• [Exercise]
Images must not appear in your copy; reproduce every other part of the records exactly.

** Start Provided data **

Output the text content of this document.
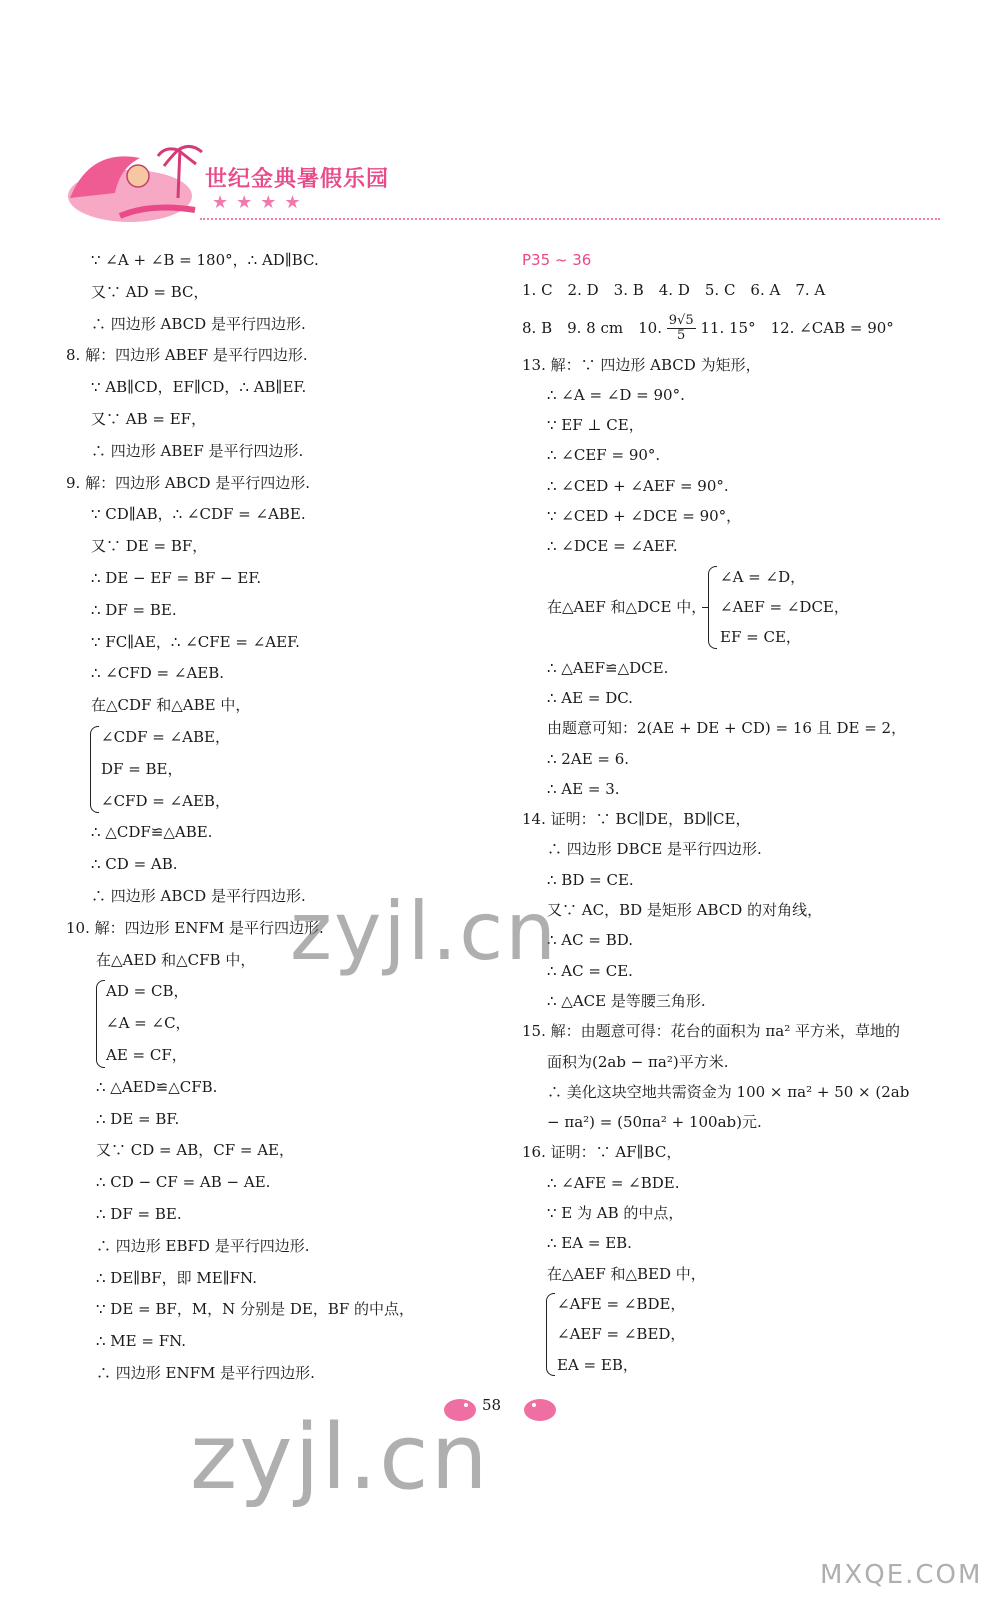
世纪金典暑假乐园
★★★★
∵ ∠A + ∠B = 180°，∴ AD∥BC.
又∵ AD = BC，
∴ 四边形 ABCD 是平行四边形.
8. 解：四边形 ABEF 是平行四边形.
∵ AB∥CD，EF∥CD，∴ AB∥EF.
又∵ AB = EF，
∴ 四边形 ABEF 是平行四边形.
9. 解：四边形 ABCD 是平行四边形.
∵ CD∥AB，∴ ∠CDF = ∠ABE.
又∵ DE = BF，
∴ DE − EF = BF − EF.
∴ DF = BE.
∵ FC∥AE，∴ ∠CFE = ∠AEF.
∴ ∠CFD = ∠AEB.
在△CDF 和△ABE 中，
∠CDF = ∠ABE，
DF = BE，
∠CFD = ∠AEB，
∴ △CDF≌△ABE.
∴ CD = AB.
∴ 四边形 ABCD 是平行四边形.
10. 解：四边形 ENFM 是平行四边形.
在△AED 和△CFB 中，
AD = CB，
∠A = ∠C，
AE = CF，
∴ △AED≌△CFB.
∴ DE = BF.
又∵ CD = AB，CF = AE，
∴ CD − CF = AB − AE.
∴ DF = BE.
∴ 四边形 EBFD 是平行四边形.
∴ DE∥BF，即 ME∥FN.
∵ DE = BF，M，N 分别是 DE，BF 的中点，
∴ ME = FN.
∴ 四边形 ENFM 是平行四边形.
P35 ~ 36
1. C　2. D　3. B　4. D　5. C　6. A　7. A
8. B　9. 8 cm　10. $\frac{9√5}{5} 11$. 15°　12. ∠CAB = 90°
13. 解：∵ 四边形 ABCD 为矩形，
∴ ∠A = ∠D = 90°.
∵ EF ⊥ CE，
∴ ∠CEF = 90°.
∴ ∠CED + ∠AEF = 90°.
∵ ∠CED + ∠DCE = 90°，
∴ ∠DCE = ∠AEF.
在△AEF 和△DCE 中，
∠A = ∠D，
∠AEF = ∠DCE，
EF = CE，
∴ △AEF≌△DCE.
∴ AE = DC.
由题意可知：2(AE + DE + CD) = 16 且 DE = 2，
∴ 2AE = 6.
∴ AE = 3.
14. 证明：∵ BC∥DE，BD∥CE，
∴ 四边形 DBCE 是平行四边形.
∴ BD = CE.
又∵ AC，BD 是矩形 ABCD 的对角线，
∴ AC = BD.
∴ AC = CE.
∴ △ACE 是等腰三角形.
15. 解：由题意可得：花台的面积为 πa² 平方米，草地的
面积为(2ab − πa²)平方米.
∴ 美化这块空地共需资金为 100 × πa² + 50 × (2ab
− πa²) = (50πa² + 100ab)元.
16. 证明：∵ AF∥BC，
∴ ∠AFE = ∠BDE.
∵ E 为 AB 的中点，
∴ EA = EB.
在△AEF 和△BED 中，
∠AFE = ∠BDE，
∠AEF = ∠BED，
EA = EB，
58
zyjl.cn
zyjl.cn
MXQE.COM
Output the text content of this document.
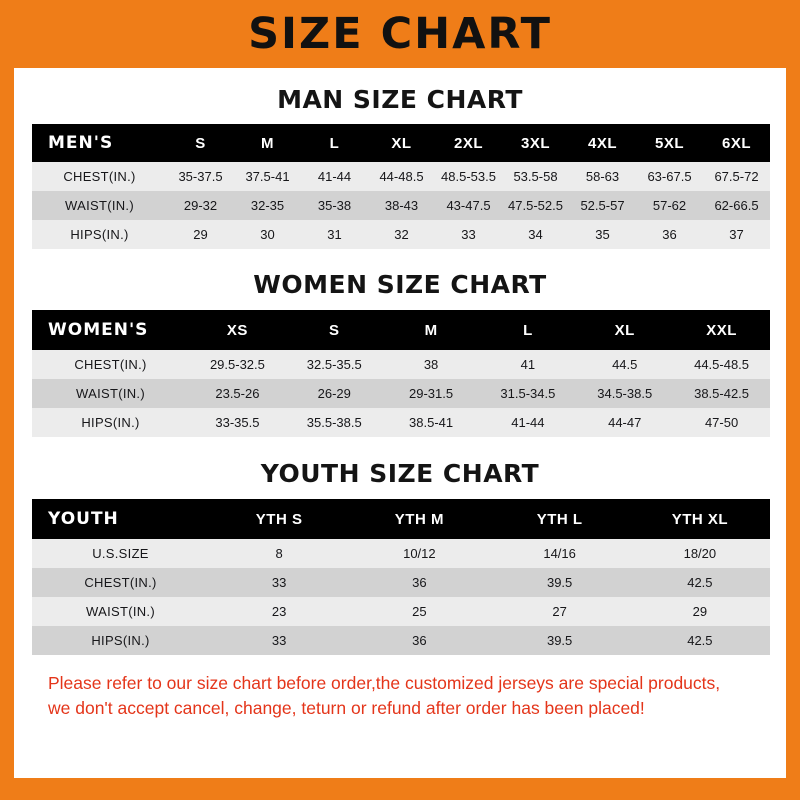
SIZE CHART
MAN SIZE CHART
MEN'S	S	M	L	XL	2XL	3XL	4XL	5XL	6XL
CHEST(IN.)	35-37.5	37.5-41	41-44	44-48.5	48.5-53.5	53.5-58	58-63	63-67.5	67.5-72
WAIST(IN.)	29-32	32-35	35-38	38-43	43-47.5	47.5-52.5	52.5-57	57-62	62-66.5
HIPS(IN.)	29	30	31	32	33	34	35	36	37
WOMEN SIZE CHART
WOMEN'S	XS	S	M	L	XL	XXL
CHEST(IN.)	29.5-32.5	32.5-35.5	38	41	44.5	44.5-48.5
WAIST(IN.)	23.5-26	26-29	29-31.5	31.5-34.5	34.5-38.5	38.5-42.5
HIPS(IN.)	33-35.5	35.5-38.5	38.5-41	41-44	44-47	47-50
YOUTH SIZE CHART
YOUTH	YTH S	YTH M	YTH L	YTH XL
U.S.SIZE	8	10/12	14/16	18/20
CHEST(IN.)	33	36	39.5	42.5
WAIST(IN.)	23	25	27	29
HIPS(IN.)	33	36	39.5	42.5
Please refer to our size chart before order,the customized jerseys are special products,
we don't accept cancel, change, teturn or refund after order has been placed!
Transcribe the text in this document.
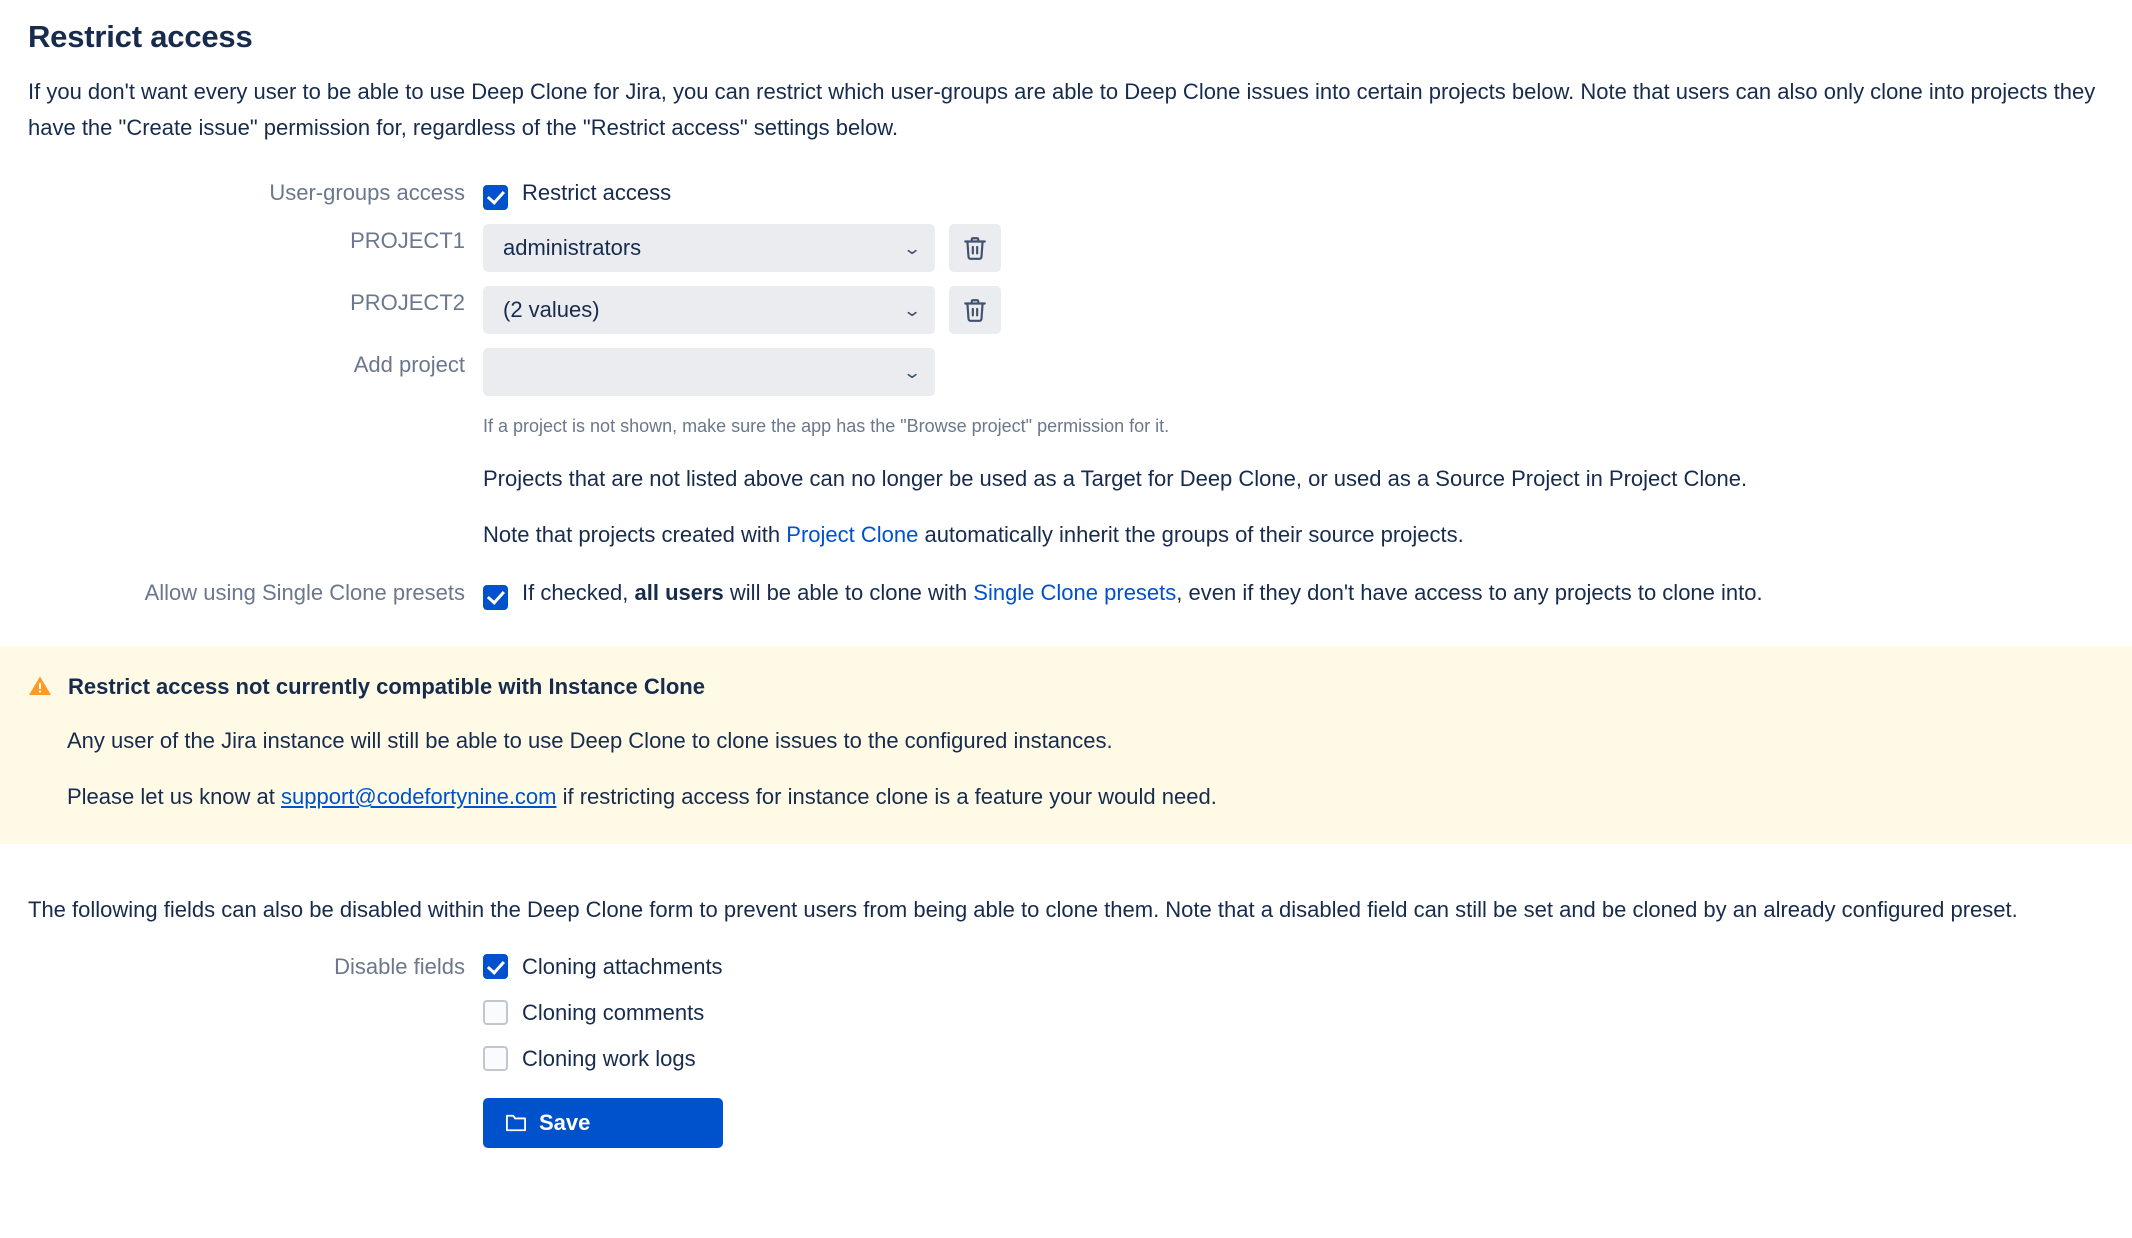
Restrict access

If you don't want every user to be able to use Deep Clone for Jira, you can restrict which user-groups are able to Deep Clone issues into certain projects below. Note that users can also only clone into projects they have the "Create issue" permission for, regardless of the "Restrict access" settings below.

User-groups access	Restrict access
PROJECT1	administrators	⌄
PROJECT2	(2 values)	⌄
Add project	⌄

If a project is not shown, make sure the app has the "Browse project" permission for it.

Projects that are not listed above can no longer be used as a Target for Deep Clone, or used as a Source Project in Project Clone.

Note that projects created with Project Clone automatically inherit the groups of their source projects.

Allow using Single Clone presets	If checked, all users will be able to clone with Single Clone presets, even if they don't have access to any projects to clone into.
Restrict access not currently compatible with Instance Clone

Any user of the Jira instance will still be able to use Deep Clone to clone issues to the configured instances.

Please let us know at support@codefortynine.com if restricting access for instance clone is a feature your would need.

The following fields can also be disabled within the Deep Clone form to prevent users from being able to clone them. Note that a disabled field can still be set and be cloned by an already configured preset.

Disable fields	Cloning attachments
Cloning comments
Cloning work logs
Save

** End Provided data **

• [Solution]
Output the text content of this document.
世纪金典暑假乐园
★★★★
∵ ∠A + ∠B = 180°，∴ AD∥BC.
又∵ AD = BC，
∴ 四边形 ABCD 是平行四边形.
8. 解：四边形 ABEF 是平行四边形.
∵ AB∥CD，EF∥CD，∴ AB∥EF.
又∵ AB = EF，
∴ 四边形 ABEF 是平行四边形.
9. 解：四边形 ABCD 是平行四边形.
∵ CD∥AB，∴ ∠CDF = ∠ABE.
又∵ DE = BF，
∴ DE − EF = BF − EF.
∴ DF = BE.
∵ FC∥AE，∴ ∠CFE = ∠AEF.
∴ ∠CFD = ∠AEB.
在△CDF 和△ABE 中，
∠CDF = ∠ABE，
DF = BE，
∠CFD = ∠AEB，
∴ △CDF≌△ABE.
∴ CD = AB.
∴ 四边形 ABCD 是平行四边形.
10. 解：四边形 ENFM 是平行四边形.
在△AED 和△CFB 中，
AD = CB，
∠A = ∠C，
AE = CF，
∴ △AED≌△CFB.
∴ DE = BF.
又∵ CD = AB，CF = AE，
∴ CD − CF = AB − AE.
∴ DF = BE.
∴ 四边形 EBFD 是平行四边形.
∴ DE∥BF，即 ME∥FN.
∵ DE = BF，M，N 分别是 DE，BF 的中点，
∴ ME = FN.
∴ 四边形 ENFM 是平行四边形.
P35 ~ 36
1. C　2. D　3. B　4. D　5. C　6. A　7. A
8. B　9. 8 cm　10. $\frac{9√5}{5} 11$. 15°　12. ∠CAB = 90°
13. 解：∵ 四边形 ABCD 为矩形，
∴ ∠A = ∠D = 90°.
∵ EF ⊥ CE，
∴ ∠CEF = 90°.
∴ ∠CED + ∠AEF = 90°.
∵ ∠CED + ∠DCE = 90°，
∴ ∠DCE = ∠AEF.
在△AEF 和△DCE 中，
∠A = ∠D，
∠AEF = ∠DCE，
EF = CE，
∴ △AEF≌△DCE.
∴ AE = DC.
由题意可知：2(AE + DE + CD) = 16 且 DE = 2，
∴ 2AE = 6.
∴ AE = 3.
14. 证明：∵ BC∥DE，BD∥CE，
∴ 四边形 DBCE 是平行四边形.
∴ BD = CE.
又∵ AC，BD 是矩形 ABCD 的对角线，
∴ AC = BD.
∴ AC = CE.
∴ △ACE 是等腰三角形.
15. 解：由题意可得：花台的面积为 πa² 平方米，草地的
面积为(2ab − πa²)平方米.
∴ 美化这块空地共需资金为 100 × πa² + 50 × (2ab
− πa²) = (50πa² + 100ab)元.
16. 证明：∵ AF∥BC，
∴ ∠AFE = ∠BDE.
∵ E 为 AB 的中点，
∴ EA = EB.
在△AEF 和△BED 中，
∠AFE = ∠BDE，
∠AEF = ∠BED，
EA = EB，
58
zyjl.cn
zyjl.cn
MXQE.COM
Output the text content of this document.
SIZE CHART
MAN SIZE CHART
MEN'S	S	M	L	XL	2XL	3XL	4XL	5XL	6XL
CHEST(IN.)	35-37.5	37.5-41	41-44	44-48.5	48.5-53.5	53.5-58	58-63	63-67.5	67.5-72
WAIST(IN.)	29-32	32-35	35-38	38-43	43-47.5	47.5-52.5	52.5-57	57-62	62-66.5
HIPS(IN.)	29	30	31	32	33	34	35	36	37
WOMEN SIZE CHART
WOMEN'S	XS	S	M	L	XL	XXL
CHEST(IN.)	29.5-32.5	32.5-35.5	38	41	44.5	44.5-48.5
WAIST(IN.)	23.5-26	26-29	29-31.5	31.5-34.5	34.5-38.5	38.5-42.5
HIPS(IN.)	33-35.5	35.5-38.5	38.5-41	41-44	44-47	47-50
YOUTH SIZE CHART
YOUTH	YTH S	YTH M	YTH L	YTH XL
U.S.SIZE	8	10/12	14/16	18/20
CHEST(IN.)	33	36	39.5	42.5
WAIST(IN.)	23	25	27	29
HIPS(IN.)	33	36	39.5	42.5
Please refer to our size chart before order,the customized jerseys are special products,
we don't accept cancel, change, teturn or refund after order has been placed!
Transcribe the text in this document.
Restrict access

If you don't want every user to be able to use Deep Clone for Jira, you can restrict which user-groups are able to Deep Clone issues into certain projects below. Note that users can also only clone into projects they have the "Create issue" permission for, regardless of the "Restrict access" settings below.

User-groups access	Restrict access
PROJECT1	administrators	⌄
PROJECT2	(2 values)	⌄
Add project	⌄

If a project is not shown, make sure the app has the "Browse project" permission for it.

Projects that are not listed above can no longer be used as a Target for Deep Clone, or used as a Source Project in Project Clone.

Note that projects created with Project Clone automatically inherit the groups of their source projects.

Allow using Single Clone presets	If checked, all users will be able to clone with Single Clone presets, even if they don't have access to any projects to clone into.
Restrict access not currently compatible with Instance Clone

Any user of the Jira instance will still be able to use Deep Clone to clone issues to the configured instances.

Please let us know at support@codefortynine.com if restricting access for instance clone is a feature your would need.

The following fields can also be disabled within the Deep Clone form to prevent users from being able to clone them. Note that a disabled field can still be set and be cloned by an already configured preset.

Disable fields	Cloning attachments
Cloning comments
Cloning work logs
Save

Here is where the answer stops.